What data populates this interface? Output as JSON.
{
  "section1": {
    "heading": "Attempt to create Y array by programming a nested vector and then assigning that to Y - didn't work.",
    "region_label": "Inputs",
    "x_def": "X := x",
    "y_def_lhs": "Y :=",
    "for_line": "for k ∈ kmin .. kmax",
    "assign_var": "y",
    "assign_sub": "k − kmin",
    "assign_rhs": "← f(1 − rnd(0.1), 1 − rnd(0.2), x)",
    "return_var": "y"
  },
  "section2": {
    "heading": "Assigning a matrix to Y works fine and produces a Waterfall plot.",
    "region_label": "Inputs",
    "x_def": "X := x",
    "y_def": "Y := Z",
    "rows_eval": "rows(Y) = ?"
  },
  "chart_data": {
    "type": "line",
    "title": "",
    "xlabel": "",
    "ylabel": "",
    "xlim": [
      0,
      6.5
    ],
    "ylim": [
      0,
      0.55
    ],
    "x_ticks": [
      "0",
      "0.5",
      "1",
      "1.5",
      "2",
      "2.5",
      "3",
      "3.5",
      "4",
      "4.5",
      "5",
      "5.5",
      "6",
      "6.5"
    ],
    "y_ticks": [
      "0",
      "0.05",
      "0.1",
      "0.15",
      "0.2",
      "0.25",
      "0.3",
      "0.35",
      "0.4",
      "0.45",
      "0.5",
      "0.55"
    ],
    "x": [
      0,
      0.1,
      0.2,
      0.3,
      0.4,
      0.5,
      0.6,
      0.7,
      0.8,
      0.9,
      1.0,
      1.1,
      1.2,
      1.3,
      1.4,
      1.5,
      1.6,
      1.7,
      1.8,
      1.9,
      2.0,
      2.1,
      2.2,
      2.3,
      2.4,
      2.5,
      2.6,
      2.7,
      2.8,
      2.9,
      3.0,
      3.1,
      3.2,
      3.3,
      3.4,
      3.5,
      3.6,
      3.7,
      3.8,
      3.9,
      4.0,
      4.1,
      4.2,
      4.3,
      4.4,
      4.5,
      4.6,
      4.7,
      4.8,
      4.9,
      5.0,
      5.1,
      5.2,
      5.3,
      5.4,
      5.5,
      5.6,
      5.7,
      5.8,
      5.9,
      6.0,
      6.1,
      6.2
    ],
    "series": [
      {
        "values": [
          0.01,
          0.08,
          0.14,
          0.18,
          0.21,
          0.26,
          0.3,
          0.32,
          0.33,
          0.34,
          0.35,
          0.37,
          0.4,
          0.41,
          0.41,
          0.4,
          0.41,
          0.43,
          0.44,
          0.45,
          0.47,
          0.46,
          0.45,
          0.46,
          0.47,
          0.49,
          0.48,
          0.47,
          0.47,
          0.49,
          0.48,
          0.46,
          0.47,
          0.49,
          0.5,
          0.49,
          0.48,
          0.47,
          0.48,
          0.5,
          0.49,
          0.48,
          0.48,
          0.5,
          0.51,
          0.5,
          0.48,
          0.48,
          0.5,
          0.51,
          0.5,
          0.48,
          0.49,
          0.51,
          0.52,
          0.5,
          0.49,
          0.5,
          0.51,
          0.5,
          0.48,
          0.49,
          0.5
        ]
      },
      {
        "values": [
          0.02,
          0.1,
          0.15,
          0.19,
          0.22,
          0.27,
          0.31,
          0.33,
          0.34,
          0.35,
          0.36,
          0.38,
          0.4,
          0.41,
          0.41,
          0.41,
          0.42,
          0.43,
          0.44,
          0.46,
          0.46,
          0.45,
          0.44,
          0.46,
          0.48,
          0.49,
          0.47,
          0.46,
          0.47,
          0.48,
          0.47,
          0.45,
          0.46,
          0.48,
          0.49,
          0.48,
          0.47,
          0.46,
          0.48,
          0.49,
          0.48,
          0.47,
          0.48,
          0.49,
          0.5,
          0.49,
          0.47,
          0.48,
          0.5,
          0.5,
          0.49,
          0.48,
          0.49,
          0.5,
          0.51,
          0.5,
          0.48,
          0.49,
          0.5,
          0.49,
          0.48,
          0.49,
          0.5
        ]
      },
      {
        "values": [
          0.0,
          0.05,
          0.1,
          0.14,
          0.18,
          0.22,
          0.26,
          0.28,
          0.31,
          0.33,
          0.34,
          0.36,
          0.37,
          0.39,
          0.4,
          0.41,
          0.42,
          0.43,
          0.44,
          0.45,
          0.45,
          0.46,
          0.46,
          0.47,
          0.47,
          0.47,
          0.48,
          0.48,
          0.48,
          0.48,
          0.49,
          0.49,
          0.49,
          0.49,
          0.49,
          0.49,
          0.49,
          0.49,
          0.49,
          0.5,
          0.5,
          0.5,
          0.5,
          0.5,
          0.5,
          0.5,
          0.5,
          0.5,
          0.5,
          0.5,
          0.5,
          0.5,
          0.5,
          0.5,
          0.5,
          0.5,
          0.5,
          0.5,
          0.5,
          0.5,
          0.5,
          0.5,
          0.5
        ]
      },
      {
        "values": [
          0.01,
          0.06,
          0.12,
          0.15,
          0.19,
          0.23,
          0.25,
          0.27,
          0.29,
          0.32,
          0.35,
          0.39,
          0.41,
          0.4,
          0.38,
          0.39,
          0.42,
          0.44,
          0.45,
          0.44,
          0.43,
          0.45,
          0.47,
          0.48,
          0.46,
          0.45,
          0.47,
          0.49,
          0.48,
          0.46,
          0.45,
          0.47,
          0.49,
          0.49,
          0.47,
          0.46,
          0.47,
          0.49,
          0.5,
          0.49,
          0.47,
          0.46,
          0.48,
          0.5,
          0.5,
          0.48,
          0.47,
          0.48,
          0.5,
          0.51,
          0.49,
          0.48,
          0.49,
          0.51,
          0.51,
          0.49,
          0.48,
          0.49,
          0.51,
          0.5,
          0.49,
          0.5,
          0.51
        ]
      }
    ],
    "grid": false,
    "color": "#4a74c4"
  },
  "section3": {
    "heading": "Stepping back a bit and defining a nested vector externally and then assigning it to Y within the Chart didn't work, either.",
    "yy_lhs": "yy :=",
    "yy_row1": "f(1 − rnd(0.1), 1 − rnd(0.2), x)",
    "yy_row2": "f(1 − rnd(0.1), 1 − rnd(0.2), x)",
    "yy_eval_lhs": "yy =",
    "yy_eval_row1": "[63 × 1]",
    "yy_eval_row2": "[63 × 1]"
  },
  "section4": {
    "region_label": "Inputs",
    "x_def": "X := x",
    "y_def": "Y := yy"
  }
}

◆ Written problem: Reproduce the data, keeping every line exactly the same.

◆ Result for this task:
What data populates this interface? Output as JSON.
{
  "section1": {
    "heading": "Attempt to create Y array by programming a nested vector and then assigning that to Y - didn't work.",
    "region_label": "Inputs",
    "x_def": "X := x",
    "y_def_lhs": "Y :=",
    "for_line": "for k ∈ kmin .. kmax",
    "assign_var": "y",
    "assign_sub": "k − kmin",
    "assign_rhs": "← f(1 − rnd(0.1), 1 − rnd(0.2), x)",
    "return_var": "y"
  },
  "section2": {
    "heading": "Assigning a matrix to Y works fine and produces a Waterfall plot.",
    "region_label": "Inputs",
    "x_def": "X := x",
    "y_def": "Y := Z",
    "rows_eval": "rows(Y) = ?"
  },
  "chart_data": {
    "type": "line",
    "title": "",
    "xlabel": "",
    "ylabel": "",
    "xlim": [
      0,
      6.5
    ],
    "ylim": [
      0,
      0.55
    ],
    "x_ticks": [
      "0",
      "0.5",
      "1",
      "1.5",
      "2",
      "2.5",
      "3",
      "3.5",
      "4",
      "4.5",
      "5",
      "5.5",
      "6",
      "6.5"
    ],
    "y_ticks": [
      "0",
      "0.05",
      "0.1",
      "0.15",
      "0.2",
      "0.25",
      "0.3",
      "0.35",
      "0.4",
      "0.45",
      "0.5",
      "0.55"
    ],
    "x": [
      0,
      0.1,
      0.2,
      0.3,
      0.4,
      0.5,
      0.6,
      0.7,
      0.8,
      0.9,
      1.0,
      1.1,
      1.2,
      1.3,
      1.4,
      1.5,
      1.6,
      1.7,
      1.8,
      1.9,
      2.0,
      2.1,
      2.2,
      2.3,
      2.4,
      2.5,
      2.6,
      2.7,
      2.8,
      2.9,
      3.0,
      3.1,
      3.2,
      3.3,
      3.4,
      3.5,
      3.6,
      3.7,
      3.8,
      3.9,
      4.0,
      4.1,
      4.2,
      4.3,
      4.4,
      4.5,
      4.6,
      4.7,
      4.8,
      4.9,
      5.0,
      5.1,
      5.2,
      5.3,
      5.4,
      5.5,
      5.6,
      5.7,
      5.8,
      5.9,
      6.0,
      6.1,
      6.2
    ],
    "series": [
      {
        "values": [
          0.01,
          0.08,
          0.14,
          0.18,
          0.21,
          0.26,
          0.3,
          0.32,
          0.33,
          0.34,
          0.35,
          0.37,
          0.4,
          0.41,
          0.41,
          0.4,
          0.41,
          0.43,
          0.44,
          0.45,
          0.47,
          0.46,
          0.45,
          0.46,
          0.47,
          0.49,
          0.48,
          0.47,
          0.47,
          0.49,
          0.48,
          0.46,
          0.47,
          0.49,
          0.5,
          0.49,
          0.48,
          0.47,
          0.48,
          0.5,
          0.49,
          0.48,
          0.48,
          0.5,
          0.51,
          0.5,
          0.48,
          0.48,
          0.5,
          0.51,
          0.5,
          0.48,
          0.49,
          0.51,
          0.52,
          0.5,
          0.49,
          0.5,
          0.51,
          0.5,
          0.48,
          0.49,
          0.5
        ]
      },
      {
        "values": [
          0.02,
          0.1,
          0.15,
          0.19,
          0.22,
          0.27,
          0.31,
          0.33,
          0.34,
          0.35,
          0.36,
          0.38,
          0.4,
          0.41,
          0.41,
          0.41,
          0.42,
          0.43,
          0.44,
          0.46,
          0.46,
          0.45,
          0.44,
          0.46,
          0.48,
          0.49,
          0.47,
          0.46,
          0.47,
          0.48,
          0.47,
          0.45,
          0.46,
          0.48,
          0.49,
          0.48,
          0.47,
          0.46,
          0.48,
          0.49,
          0.48,
          0.47,
          0.48,
          0.49,
          0.5,
          0.49,
          0.47,
          0.48,
          0.5,
          0.5,
          0.49,
          0.48,
          0.49,
          0.5,
          0.51,
          0.5,
          0.48,
          0.49,
          0.5,
          0.49,
          0.48,
          0.49,
          0.5
        ]
      },
      {
        "values": [
          0.0,
          0.05,
          0.1,
          0.14,
          0.18,
          0.22,
          0.26,
          0.28,
          0.31,
          0.33,
          0.34,
          0.36,
          0.37,
          0.39,
          0.4,
          0.41,
          0.42,
          0.43,
          0.44,
          0.45,
          0.45,
          0.46,
          0.46,
          0.47,
          0.47,
          0.47,
          0.48,
          0.48,
          0.48,
          0.48,
          0.49,
          0.49,
          0.49,
          0.49,
          0.49,
          0.49,
          0.49,
          0.49,
          0.49,
          0.5,
          0.5,
          0.5,
          0.5,
          0.5,
          0.5,
          0.5,
          0.5,
          0.5,
          0.5,
          0.5,
          0.5,
          0.5,
          0.5,
          0.5,
          0.5,
          0.5,
          0.5,
          0.5,
          0.5,
          0.5,
          0.5,
          0.5,
          0.5
        ]
      },
      {
        "values": [
          0.01,
          0.06,
          0.12,
          0.15,
          0.19,
          0.23,
          0.25,
          0.27,
          0.29,
          0.32,
          0.35,
          0.39,
          0.41,
          0.4,
          0.38,
          0.39,
          0.42,
          0.44,
          0.45,
          0.44,
          0.43,
          0.45,
          0.47,
          0.48,
          0.46,
          0.45,
          0.47,
          0.49,
          0.48,
          0.46,
          0.45,
          0.47,
          0.49,
          0.49,
          0.47,
          0.46,
          0.47,
          0.49,
          0.5,
          0.49,
          0.47,
          0.46,
          0.48,
          0.5,
          0.5,
          0.48,
          0.47,
          0.48,
          0.5,
          0.51,
          0.49,
          0.48,
          0.49,
          0.51,
          0.51,
          0.49,
          0.48,
          0.49,
          0.51,
          0.5,
          0.49,
          0.5,
          0.51
        ]
      }
    ],
    "grid": false,
    "color": "#4a74c4"
  },
  "section3": {
    "heading": "Stepping back a bit and defining a nested vector externally and then assigning it to Y within the Chart didn't work, either.",
    "yy_lhs": "yy :=",
    "yy_row1": "f(1 − rnd(0.1), 1 − rnd(0.2), x)",
    "yy_row2": "f(1 − rnd(0.1), 1 − rnd(0.2), x)",
    "yy_eval_lhs": "yy =",
    "yy_eval_row1": "[63 × 1]",
    "yy_eval_row2": "[63 × 1]"
  },
  "section4": {
    "region_label": "Inputs",
    "x_def": "X := x",
    "y_def": "Y := yy"
  }
}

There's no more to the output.